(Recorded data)
- - -

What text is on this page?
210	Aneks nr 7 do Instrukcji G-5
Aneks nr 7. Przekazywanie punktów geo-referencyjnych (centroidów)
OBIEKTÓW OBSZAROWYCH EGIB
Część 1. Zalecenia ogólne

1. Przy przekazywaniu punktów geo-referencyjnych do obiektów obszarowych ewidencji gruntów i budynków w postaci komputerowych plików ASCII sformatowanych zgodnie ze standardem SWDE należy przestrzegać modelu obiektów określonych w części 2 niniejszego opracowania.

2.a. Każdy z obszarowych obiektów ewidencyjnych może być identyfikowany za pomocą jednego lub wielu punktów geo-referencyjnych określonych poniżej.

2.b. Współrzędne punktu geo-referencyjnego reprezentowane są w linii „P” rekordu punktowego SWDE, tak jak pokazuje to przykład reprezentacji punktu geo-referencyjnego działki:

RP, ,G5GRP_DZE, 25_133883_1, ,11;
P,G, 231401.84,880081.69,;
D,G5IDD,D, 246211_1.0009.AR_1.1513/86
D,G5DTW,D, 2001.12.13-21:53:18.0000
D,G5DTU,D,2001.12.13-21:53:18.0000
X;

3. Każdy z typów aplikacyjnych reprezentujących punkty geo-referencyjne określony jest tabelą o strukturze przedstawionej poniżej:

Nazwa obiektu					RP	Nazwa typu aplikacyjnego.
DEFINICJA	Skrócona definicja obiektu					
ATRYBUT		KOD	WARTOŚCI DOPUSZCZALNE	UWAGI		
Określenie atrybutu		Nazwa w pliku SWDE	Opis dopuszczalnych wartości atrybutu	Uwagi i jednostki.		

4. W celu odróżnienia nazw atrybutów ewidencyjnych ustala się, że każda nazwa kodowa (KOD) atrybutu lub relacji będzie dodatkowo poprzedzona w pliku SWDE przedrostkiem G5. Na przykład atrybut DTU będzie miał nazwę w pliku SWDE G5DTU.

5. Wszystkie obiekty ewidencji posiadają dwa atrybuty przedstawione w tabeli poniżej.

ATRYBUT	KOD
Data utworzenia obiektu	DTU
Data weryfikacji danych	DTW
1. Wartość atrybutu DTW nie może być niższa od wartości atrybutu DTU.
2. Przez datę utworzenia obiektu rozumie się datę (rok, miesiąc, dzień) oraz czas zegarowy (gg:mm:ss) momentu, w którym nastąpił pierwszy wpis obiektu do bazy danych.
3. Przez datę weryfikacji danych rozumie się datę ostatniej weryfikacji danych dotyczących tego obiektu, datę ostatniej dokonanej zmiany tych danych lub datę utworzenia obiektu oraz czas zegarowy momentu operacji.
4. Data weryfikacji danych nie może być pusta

- - -

Print out the whole listing exactly as it appears.

What text is on this page?
210	Aneks nr 7 do Instrukcji G-5
Aneks nr 7. Przekazywanie punktów geo-referencyjnych (centroidów)
OBIEKTÓW OBSZAROWYCH EGIB
Część 1. Zalecenia ogólne

1. Przy przekazywaniu punktów geo-referencyjnych do obiektów obszarowych ewidencji gruntów i budynków w postaci komputerowych plików ASCII sformatowanych zgodnie ze standardem SWDE należy przestrzegać modelu obiektów określonych w części 2 niniejszego opracowania.

2.a. Każdy z obszarowych obiektów ewidencyjnych może być identyfikowany za pomocą jednego lub wielu punktów geo-referencyjnych określonych poniżej.

2.b. Współrzędne punktu geo-referencyjnego reprezentowane są w linii „P” rekordu punktowego SWDE, tak jak pokazuje to przykład reprezentacji punktu geo-referencyjnego działki:

RP, ,G5GRP_DZE, 25_133883_1, ,11;
P,G, 231401.84,880081.69,;
D,G5IDD,D, 246211_1.0009.AR_1.1513/86
D,G5DTW,D, 2001.12.13-21:53:18.0000
D,G5DTU,D,2001.12.13-21:53:18.0000
X;

3. Każdy z typów aplikacyjnych reprezentujących punkty geo-referencyjne określony jest tabelą o strukturze przedstawionej poniżej:

Nazwa obiektu					RP	Nazwa typu aplikacyjnego.
DEFINICJA	Skrócona definicja obiektu					
ATRYBUT		KOD	WARTOŚCI DOPUSZCZALNE	UWAGI		
Określenie atrybutu		Nazwa w pliku SWDE	Opis dopuszczalnych wartości atrybutu	Uwagi i jednostki.		

4. W celu odróżnienia nazw atrybutów ewidencyjnych ustala się, że każda nazwa kodowa (KOD) atrybutu lub relacji będzie dodatkowo poprzedzona w pliku SWDE przedrostkiem G5. Na przykład atrybut DTU będzie miał nazwę w pliku SWDE G5DTU.

5. Wszystkie obiekty ewidencji posiadają dwa atrybuty przedstawione w tabeli poniżej.

ATRYBUT	KOD
Data utworzenia obiektu	DTU
Data weryfikacji danych	DTW
1. Wartość atrybutu DTW nie może być niższa od wartości atrybutu DTU.
2. Przez datę utworzenia obiektu rozumie się datę (rok, miesiąc, dzień) oraz czas zegarowy (gg:mm:ss) momentu, w którym nastąpił pierwszy wpis obiektu do bazy danych.
3. Przez datę weryfikacji danych rozumie się datę ostatniej weryfikacji danych dotyczących tego obiektu, datę ostatniej dokonanej zmiany tych danych lub datę utworzenia obiektu oraz czas zegarowy momentu operacji.
4. Data weryfikacji danych nie może być pusta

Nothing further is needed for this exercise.